### [Goal of the exercise]
Repeat the entire listing exactly.

•••

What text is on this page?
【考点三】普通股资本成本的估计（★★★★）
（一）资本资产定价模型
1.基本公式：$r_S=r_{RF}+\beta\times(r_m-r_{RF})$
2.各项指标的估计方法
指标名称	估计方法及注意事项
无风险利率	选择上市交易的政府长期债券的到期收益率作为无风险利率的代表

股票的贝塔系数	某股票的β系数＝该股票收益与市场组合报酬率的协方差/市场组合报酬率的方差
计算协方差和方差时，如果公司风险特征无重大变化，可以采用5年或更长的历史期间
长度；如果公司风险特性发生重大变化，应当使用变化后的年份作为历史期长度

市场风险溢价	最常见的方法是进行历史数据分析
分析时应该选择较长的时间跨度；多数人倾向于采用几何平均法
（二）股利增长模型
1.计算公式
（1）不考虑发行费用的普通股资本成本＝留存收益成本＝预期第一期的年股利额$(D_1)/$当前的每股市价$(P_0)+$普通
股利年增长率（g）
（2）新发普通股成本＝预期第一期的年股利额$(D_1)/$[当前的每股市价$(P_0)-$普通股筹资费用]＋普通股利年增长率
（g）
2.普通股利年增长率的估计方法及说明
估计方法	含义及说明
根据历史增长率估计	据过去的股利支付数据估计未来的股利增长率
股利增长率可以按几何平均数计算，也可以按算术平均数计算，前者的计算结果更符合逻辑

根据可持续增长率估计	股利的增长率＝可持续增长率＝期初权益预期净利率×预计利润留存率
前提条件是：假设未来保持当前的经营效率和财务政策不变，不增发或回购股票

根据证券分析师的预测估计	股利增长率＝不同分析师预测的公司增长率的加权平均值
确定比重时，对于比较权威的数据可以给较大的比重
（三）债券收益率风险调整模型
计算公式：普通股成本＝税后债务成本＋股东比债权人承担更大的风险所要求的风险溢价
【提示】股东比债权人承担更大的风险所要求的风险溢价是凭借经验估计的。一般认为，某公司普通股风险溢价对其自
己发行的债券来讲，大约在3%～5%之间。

•••

### [Worked solution]
What text is on this page?
【考点三】普通股资本成本的估计（★★★★）
（一）资本资产定价模型
1.基本公式：$r_S=r_{RF}+\beta\times(r_m-r_{RF})$
2.各项指标的估计方法
指标名称	估计方法及注意事项
无风险利率	选择上市交易的政府长期债券的到期收益率作为无风险利率的代表

股票的贝塔系数	某股票的β系数＝该股票收益与市场组合报酬率的协方差/市场组合报酬率的方差
计算协方差和方差时，如果公司风险特征无重大变化，可以采用5年或更长的历史期间
长度；如果公司风险特性发生重大变化，应当使用变化后的年份作为历史期长度

市场风险溢价	最常见的方法是进行历史数据分析
分析时应该选择较长的时间跨度；多数人倾向于采用几何平均法
（二）股利增长模型
1.计算公式
（1）不考虑发行费用的普通股资本成本＝留存收益成本＝预期第一期的年股利额$(D_1)/$当前的每股市价$(P_0)+$普通
股利年增长率（g）
（2）新发普通股成本＝预期第一期的年股利额$(D_1)/$[当前的每股市价$(P_0)-$普通股筹资费用]＋普通股利年增长率
（g）
2.普通股利年增长率的估计方法及说明
估计方法	含义及说明
根据历史增长率估计	据过去的股利支付数据估计未来的股利增长率
股利增长率可以按几何平均数计算，也可以按算术平均数计算，前者的计算结果更符合逻辑

根据可持续增长率估计	股利的增长率＝可持续增长率＝期初权益预期净利率×预计利润留存率
前提条件是：假设未来保持当前的经营效率和财务政策不变，不增发或回购股票

根据证券分析师的预测估计	股利增长率＝不同分析师预测的公司增长率的加权平均值
确定比重时，对于比较权威的数据可以给较大的比重
（三）债券收益率风险调整模型
计算公式：普通股成本＝税后债务成本＋股东比债权人承担更大的风险所要求的风险溢价
【提示】股东比债权人承担更大的风险所要求的风险溢价是凭借经验估计的。一般认为，某公司普通股风险溢价对其自
己发行的债券来讲，大约在3%～5%之间。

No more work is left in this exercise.